▸ Task to carry out: Below are records to be output exactly, every one of them.

▸ Exercise inputs:
— Start —

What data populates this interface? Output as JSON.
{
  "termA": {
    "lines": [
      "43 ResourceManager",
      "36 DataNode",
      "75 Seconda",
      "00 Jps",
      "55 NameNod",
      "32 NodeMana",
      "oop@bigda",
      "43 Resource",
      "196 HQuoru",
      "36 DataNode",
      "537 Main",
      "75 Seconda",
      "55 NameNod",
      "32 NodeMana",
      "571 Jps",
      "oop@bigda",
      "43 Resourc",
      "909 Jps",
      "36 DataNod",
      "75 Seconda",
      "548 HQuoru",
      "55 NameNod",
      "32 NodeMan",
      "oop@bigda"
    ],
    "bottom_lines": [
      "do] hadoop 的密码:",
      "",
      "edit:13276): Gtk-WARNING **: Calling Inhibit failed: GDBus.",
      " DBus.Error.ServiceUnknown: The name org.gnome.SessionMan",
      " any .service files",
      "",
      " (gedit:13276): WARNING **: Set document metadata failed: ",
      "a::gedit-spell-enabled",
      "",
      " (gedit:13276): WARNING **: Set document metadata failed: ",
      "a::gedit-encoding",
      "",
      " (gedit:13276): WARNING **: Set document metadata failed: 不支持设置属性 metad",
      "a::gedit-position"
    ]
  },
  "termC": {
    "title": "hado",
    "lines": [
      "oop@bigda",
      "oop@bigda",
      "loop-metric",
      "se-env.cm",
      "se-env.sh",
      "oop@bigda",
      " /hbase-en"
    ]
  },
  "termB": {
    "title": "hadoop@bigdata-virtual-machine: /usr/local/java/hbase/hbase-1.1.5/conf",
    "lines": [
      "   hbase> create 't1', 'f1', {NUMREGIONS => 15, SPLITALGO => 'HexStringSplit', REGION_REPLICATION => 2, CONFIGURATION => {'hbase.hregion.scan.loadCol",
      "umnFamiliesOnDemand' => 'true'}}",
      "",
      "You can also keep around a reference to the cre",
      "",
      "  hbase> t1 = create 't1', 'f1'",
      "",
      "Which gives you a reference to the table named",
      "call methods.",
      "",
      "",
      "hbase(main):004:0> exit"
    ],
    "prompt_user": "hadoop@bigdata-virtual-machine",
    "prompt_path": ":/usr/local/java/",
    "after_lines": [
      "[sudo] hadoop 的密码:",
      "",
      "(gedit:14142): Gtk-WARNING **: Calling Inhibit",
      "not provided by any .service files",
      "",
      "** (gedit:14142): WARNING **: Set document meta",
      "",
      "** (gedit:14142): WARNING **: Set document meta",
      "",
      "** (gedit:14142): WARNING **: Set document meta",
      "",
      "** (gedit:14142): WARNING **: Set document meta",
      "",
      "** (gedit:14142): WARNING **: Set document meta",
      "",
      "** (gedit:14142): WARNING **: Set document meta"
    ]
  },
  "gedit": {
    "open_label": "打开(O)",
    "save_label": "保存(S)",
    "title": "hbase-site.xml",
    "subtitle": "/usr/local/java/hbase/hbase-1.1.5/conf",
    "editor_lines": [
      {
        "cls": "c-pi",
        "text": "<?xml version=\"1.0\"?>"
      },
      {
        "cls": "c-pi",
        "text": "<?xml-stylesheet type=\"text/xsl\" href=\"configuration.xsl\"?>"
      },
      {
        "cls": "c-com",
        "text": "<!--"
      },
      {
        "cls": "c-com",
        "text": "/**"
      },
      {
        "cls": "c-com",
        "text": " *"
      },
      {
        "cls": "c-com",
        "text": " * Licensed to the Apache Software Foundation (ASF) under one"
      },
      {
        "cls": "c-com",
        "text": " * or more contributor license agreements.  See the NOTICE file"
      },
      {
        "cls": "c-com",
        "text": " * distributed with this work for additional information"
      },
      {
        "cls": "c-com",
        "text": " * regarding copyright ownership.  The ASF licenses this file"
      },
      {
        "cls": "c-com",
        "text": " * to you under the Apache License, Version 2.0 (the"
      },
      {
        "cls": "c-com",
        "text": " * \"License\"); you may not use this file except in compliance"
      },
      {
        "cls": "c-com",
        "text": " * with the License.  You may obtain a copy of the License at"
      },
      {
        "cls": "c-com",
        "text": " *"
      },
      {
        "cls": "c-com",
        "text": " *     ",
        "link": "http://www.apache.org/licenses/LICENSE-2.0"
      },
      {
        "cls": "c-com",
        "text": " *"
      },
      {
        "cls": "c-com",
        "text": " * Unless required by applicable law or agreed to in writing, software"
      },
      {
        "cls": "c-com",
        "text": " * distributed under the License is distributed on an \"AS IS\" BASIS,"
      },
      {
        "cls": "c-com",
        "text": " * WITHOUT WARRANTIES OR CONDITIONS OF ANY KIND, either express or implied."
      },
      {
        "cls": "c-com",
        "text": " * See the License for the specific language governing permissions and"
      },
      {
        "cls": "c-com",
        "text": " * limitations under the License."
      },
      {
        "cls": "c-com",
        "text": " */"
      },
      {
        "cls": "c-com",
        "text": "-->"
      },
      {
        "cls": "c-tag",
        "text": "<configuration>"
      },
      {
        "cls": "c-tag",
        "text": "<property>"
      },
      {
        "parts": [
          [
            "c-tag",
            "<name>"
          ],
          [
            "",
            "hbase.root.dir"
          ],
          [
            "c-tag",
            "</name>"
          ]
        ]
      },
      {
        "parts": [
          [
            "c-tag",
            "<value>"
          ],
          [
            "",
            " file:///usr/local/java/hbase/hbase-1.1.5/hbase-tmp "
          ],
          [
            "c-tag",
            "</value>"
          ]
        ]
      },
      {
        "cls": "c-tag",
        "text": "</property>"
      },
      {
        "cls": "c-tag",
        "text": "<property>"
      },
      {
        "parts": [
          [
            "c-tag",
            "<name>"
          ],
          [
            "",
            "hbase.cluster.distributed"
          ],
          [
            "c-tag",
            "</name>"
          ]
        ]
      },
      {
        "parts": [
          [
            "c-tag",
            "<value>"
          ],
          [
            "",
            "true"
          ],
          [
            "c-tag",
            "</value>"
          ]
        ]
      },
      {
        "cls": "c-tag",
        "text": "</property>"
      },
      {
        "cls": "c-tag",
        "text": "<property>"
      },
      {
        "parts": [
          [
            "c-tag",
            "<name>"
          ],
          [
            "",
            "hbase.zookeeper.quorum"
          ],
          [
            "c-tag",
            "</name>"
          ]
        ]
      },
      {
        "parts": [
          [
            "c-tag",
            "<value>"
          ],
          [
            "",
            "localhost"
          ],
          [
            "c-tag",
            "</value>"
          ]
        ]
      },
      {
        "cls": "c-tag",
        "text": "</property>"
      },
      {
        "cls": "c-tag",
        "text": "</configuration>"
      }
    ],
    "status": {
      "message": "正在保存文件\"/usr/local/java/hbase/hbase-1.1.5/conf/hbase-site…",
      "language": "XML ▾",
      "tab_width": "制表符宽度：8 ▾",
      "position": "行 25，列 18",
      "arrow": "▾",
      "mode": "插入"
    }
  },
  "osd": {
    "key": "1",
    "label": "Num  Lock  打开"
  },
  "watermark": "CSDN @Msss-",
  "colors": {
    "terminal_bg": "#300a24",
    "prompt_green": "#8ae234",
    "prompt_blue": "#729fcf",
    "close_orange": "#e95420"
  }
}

— End —

▸ Complete answer:
What data populates this interface? Output as JSON.
{
  "termA": {
    "lines": [
      "43 ResourceManager",
      "36 DataNode",
      "75 Seconda",
      "00 Jps",
      "55 NameNod",
      "32 NodeMana",
      "oop@bigda",
      "43 Resource",
      "196 HQuoru",
      "36 DataNode",
      "537 Main",
      "75 Seconda",
      "55 NameNod",
      "32 NodeMana",
      "571 Jps",
      "oop@bigda",
      "43 Resourc",
      "909 Jps",
      "36 DataNod",
      "75 Seconda",
      "548 HQuoru",
      "55 NameNod",
      "32 NodeMan",
      "oop@bigda"
    ],
    "bottom_lines": [
      "do] hadoop 的密码:",
      "",
      "edit:13276): Gtk-WARNING **: Calling Inhibit failed: GDBus.",
      " DBus.Error.ServiceUnknown: The name org.gnome.SessionMan",
      " any .service files",
      "",
      " (gedit:13276): WARNING **: Set document metadata failed: ",
      "a::gedit-spell-enabled",
      "",
      " (gedit:13276): WARNING **: Set document metadata failed: ",
      "a::gedit-encoding",
      "",
      " (gedit:13276): WARNING **: Set document metadata failed: 不支持设置属性 metad",
      "a::gedit-position"
    ]
  },
  "termC": {
    "title": "hado",
    "lines": [
      "oop@bigda",
      "oop@bigda",
      "loop-metric",
      "se-env.cm",
      "se-env.sh",
      "oop@bigda",
      " /hbase-en"
    ]
  },
  "termB": {
    "title": "hadoop@bigdata-virtual-machine: /usr/local/java/hbase/hbase-1.1.5/conf",
    "lines": [
      "   hbase> create 't1', 'f1', {NUMREGIONS => 15, SPLITALGO => 'HexStringSplit', REGION_REPLICATION => 2, CONFIGURATION => {'hbase.hregion.scan.loadCol",
      "umnFamiliesOnDemand' => 'true'}}",
      "",
      "You can also keep around a reference to the cre",
      "",
      "  hbase> t1 = create 't1', 'f1'",
      "",
      "Which gives you a reference to the table named",
      "call methods.",
      "",
      "",
      "hbase(main):004:0> exit"
    ],
    "prompt_user": "hadoop@bigdata-virtual-machine",
    "prompt_path": ":/usr/local/java/",
    "after_lines": [
      "[sudo] hadoop 的密码:",
      "",
      "(gedit:14142): Gtk-WARNING **: Calling Inhibit",
      "not provided by any .service files",
      "",
      "** (gedit:14142): WARNING **: Set document meta",
      "",
      "** (gedit:14142): WARNING **: Set document meta",
      "",
      "** (gedit:14142): WARNING **: Set document meta",
      "",
      "** (gedit:14142): WARNING **: Set document meta",
      "",
      "** (gedit:14142): WARNING **: Set document meta",
      "",
      "** (gedit:14142): WARNING **: Set document meta"
    ]
  },
  "gedit": {
    "open_label": "打开(O)",
    "save_label": "保存(S)",
    "title": "hbase-site.xml",
    "subtitle": "/usr/local/java/hbase/hbase-1.1.5/conf",
    "editor_lines": [
      {
        "cls": "c-pi",
        "text": "<?xml version=\"1.0\"?>"
      },
      {
        "cls": "c-pi",
        "text": "<?xml-stylesheet type=\"text/xsl\" href=\"configuration.xsl\"?>"
      },
      {
        "cls": "c-com",
        "text": "<!--"
      },
      {
        "cls": "c-com",
        "text": "/**"
      },
      {
        "cls": "c-com",
        "text": " *"
      },
      {
        "cls": "c-com",
        "text": " * Licensed to the Apache Software Foundation (ASF) under one"
      },
      {
        "cls": "c-com",
        "text": " * or more contributor license agreements.  See the NOTICE file"
      },
      {
        "cls": "c-com",
        "text": " * distributed with this work for additional information"
      },
      {
        "cls": "c-com",
        "text": " * regarding copyright ownership.  The ASF licenses this file"
      },
      {
        "cls": "c-com",
        "text": " * to you under the Apache License, Version 2.0 (the"
      },
      {
        "cls": "c-com",
        "text": " * \"License\"); you may not use this file except in compliance"
      },
      {
        "cls": "c-com",
        "text": " * with the License.  You may obtain a copy of the License at"
      },
      {
        "cls": "c-com",
        "text": " *"
      },
      {
        "cls": "c-com",
        "text": " *     ",
        "link": "http://www.apache.org/licenses/LICENSE-2.0"
      },
      {
        "cls": "c-com",
        "text": " *"
      },
      {
        "cls": "c-com",
        "text": " * Unless required by applicable law or agreed to in writing, software"
      },
      {
        "cls": "c-com",
        "text": " * distributed under the License is distributed on an \"AS IS\" BASIS,"
      },
      {
        "cls": "c-com",
        "text": " * WITHOUT WARRANTIES OR CONDITIONS OF ANY KIND, either express or implied."
      },
      {
        "cls": "c-com",
        "text": " * See the License for the specific language governing permissions and"
      },
      {
        "cls": "c-com",
        "text": " * limitations under the License."
      },
      {
        "cls": "c-com",
        "text": " */"
      },
      {
        "cls": "c-com",
        "text": "-->"
      },
      {
        "cls": "c-tag",
        "text": "<configuration>"
      },
      {
        "cls": "c-tag",
        "text": "<property>"
      },
      {
        "parts": [
          [
            "c-tag",
            "<name>"
          ],
          [
            "",
            "hbase.root.dir"
          ],
          [
            "c-tag",
            "</name>"
          ]
        ]
      },
      {
        "parts": [
          [
            "c-tag",
            "<value>"
          ],
          [
            "",
            " file:///usr/local/java/hbase/hbase-1.1.5/hbase-tmp "
          ],
          [
            "c-tag",
            "</value>"
          ]
        ]
      },
      {
        "cls": "c-tag",
        "text": "</property>"
      },
      {
        "cls": "c-tag",
        "text": "<property>"
      },
      {
        "parts": [
          [
            "c-tag",
            "<name>"
          ],
          [
            "",
            "hbase.cluster.distributed"
          ],
          [
            "c-tag",
            "</name>"
          ]
        ]
      },
      {
        "parts": [
          [
            "c-tag",
            "<value>"
          ],
          [
            "",
            "true"
          ],
          [
            "c-tag",
            "</value>"
          ]
        ]
      },
      {
        "cls": "c-tag",
        "text": "</property>"
      },
      {
        "cls": "c-tag",
        "text": "<property>"
      },
      {
        "parts": [
          [
            "c-tag",
            "<name>"
          ],
          [
            "",
            "hbase.zookeeper.quorum"
          ],
          [
            "c-tag",
            "</name>"
          ]
        ]
      },
      {
        "parts": [
          [
            "c-tag",
            "<value>"
          ],
          [
            "",
            "localhost"
          ],
          [
            "c-tag",
            "</value>"
          ]
        ]
      },
      {
        "cls": "c-tag",
        "text": "</property>"
      },
      {
        "cls": "c-tag",
        "text": "</configuration>"
      }
    ],
    "status": {
      "message": "正在保存文件\"/usr/local/java/hbase/hbase-1.1.5/conf/hbase-site…",
      "language": "XML ▾",
      "tab_width": "制表符宽度：8 ▾",
      "position": "行 25，列 18",
      "arrow": "▾",
      "mode": "插入"
    }
  },
  "osd": {
    "key": "1",
    "label": "Num  Lock  打开"
  },
  "watermark": "CSDN @Msss-",
  "colors": {
    "terminal_bg": "#300a24",
    "prompt_green": "#8ae234",
    "prompt_blue": "#729fcf",
    "close_orange": "#e95420"
  }
}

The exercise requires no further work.